Do this: Take each line containing "грунтовых" and report it exactly as written.

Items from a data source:
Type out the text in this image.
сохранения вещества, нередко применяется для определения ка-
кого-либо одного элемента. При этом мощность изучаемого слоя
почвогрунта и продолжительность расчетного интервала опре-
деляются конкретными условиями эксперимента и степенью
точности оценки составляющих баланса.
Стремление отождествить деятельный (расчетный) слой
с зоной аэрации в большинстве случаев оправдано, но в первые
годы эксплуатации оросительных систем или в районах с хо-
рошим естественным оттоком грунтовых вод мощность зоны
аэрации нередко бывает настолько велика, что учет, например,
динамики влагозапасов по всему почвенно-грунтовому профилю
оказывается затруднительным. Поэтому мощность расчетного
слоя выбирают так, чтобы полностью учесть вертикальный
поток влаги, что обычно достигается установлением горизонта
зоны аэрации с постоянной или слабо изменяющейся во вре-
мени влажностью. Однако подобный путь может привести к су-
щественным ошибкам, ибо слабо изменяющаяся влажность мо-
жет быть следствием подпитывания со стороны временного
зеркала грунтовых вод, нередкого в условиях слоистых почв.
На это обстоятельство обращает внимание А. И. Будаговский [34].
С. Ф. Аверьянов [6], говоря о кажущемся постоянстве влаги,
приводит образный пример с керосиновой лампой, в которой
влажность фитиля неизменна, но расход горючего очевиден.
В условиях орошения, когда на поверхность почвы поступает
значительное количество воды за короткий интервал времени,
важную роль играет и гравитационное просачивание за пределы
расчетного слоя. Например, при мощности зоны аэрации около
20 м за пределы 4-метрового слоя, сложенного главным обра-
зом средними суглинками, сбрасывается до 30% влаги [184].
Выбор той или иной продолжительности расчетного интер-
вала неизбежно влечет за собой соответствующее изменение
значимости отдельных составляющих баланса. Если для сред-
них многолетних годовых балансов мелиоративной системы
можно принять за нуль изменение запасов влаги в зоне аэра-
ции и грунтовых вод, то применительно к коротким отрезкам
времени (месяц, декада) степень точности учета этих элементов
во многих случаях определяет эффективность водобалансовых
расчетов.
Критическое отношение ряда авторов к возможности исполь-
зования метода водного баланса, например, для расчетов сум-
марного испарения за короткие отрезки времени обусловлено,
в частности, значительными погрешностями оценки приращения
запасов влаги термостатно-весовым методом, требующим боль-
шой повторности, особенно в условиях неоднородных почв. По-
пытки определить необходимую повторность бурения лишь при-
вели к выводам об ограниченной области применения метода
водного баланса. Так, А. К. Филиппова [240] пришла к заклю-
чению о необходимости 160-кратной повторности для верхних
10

Complete response:
рошим естественным оттоком грунтовых вод мощность зоны
зеркала грунтовых вод, нередкого в условиях слоистых почв.
ции и грунтовых вод, то применительно к коротким отрезкам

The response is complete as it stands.